La red considera una entrada de observaciones, una función `reLU` y un número `hidden_size` especificado de capas ocultas. La salida debe ser psoteriormente pasada a través de una función `Softmax()` para convertirla en las probabilidades de cada acción

In [None]:
class Net(nn.Module):
    def __init__(self, obs_size, hidden_size, n_actions):
        super(Net, self).__init__()
        self.net = nn.Sequential(
            nn.Linear(obs_size, hidden_size),
            nn.ReLU(),
            nn.Linear(hidden_size, n_actions)
        )

    def forward(self, x):
        return self.net(x)

Probemos la red con una observación fictica

## Clase `environment`

In [None]:
class environment:
  '''    
    Attributes:
    

  '''
  def __init__(self, 
               list_param,
               list_results,
               parm_ranges,
               ds_model, 
               n_iter = 1, 
               delta = 0.01 ):     
    self.list_param = list_param # list of parameters' names
    self.list_results = list_results # list of result variables' names
    self.dict_max_results = {key:0 for key in self.list_results}
    self.parm_ranges = parm_ranges # dictionary with the feasible range of each parameter
    self.ds_model = ds_model # Dinamic system model
    self.dict_obs = OrderedDict() # dictionary with the observation variables \
                                  # (parameters + result variables)      
    self.iter = n_iter # number of parameters changes in the episode 
    self.moves = 0 # counter of changes
    self.iter_max_revenue = 0 # iteration in which the maximum revenue takes place
    self.delta = delta # change in the parameter value
    # creates the action space
    #f1 = lambda x: (x, 1-self.delta)

§ **INSTRUCCIONES**
Renombra "iter_max_revenue" como "iter_max_reward" y reproduce el fragmento comenzando en las palabras que contienen "self.iter = n_iter" y terminando después de "x: (x, 1-self.delta)". No hace falta consultar los datos.

§ **DATOS REGISTRADOS**
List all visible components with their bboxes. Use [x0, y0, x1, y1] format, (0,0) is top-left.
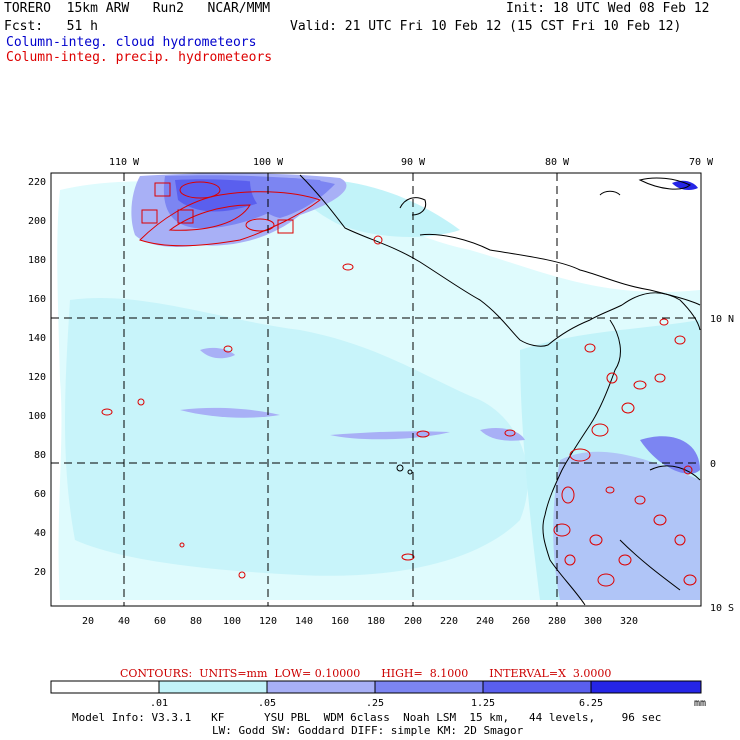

§ **RESULTADO**
self.iter = n_iter # number of parameters changes in the episode 
    self.moves = 0 # counter of changes
    self.iter_max_reward = 0 # iteration in which the maximum revenue takes place
    self.delta = delta # change in the parameter value
    # creates the action space
    #f1 = lambda x: (x, 1-self.delta)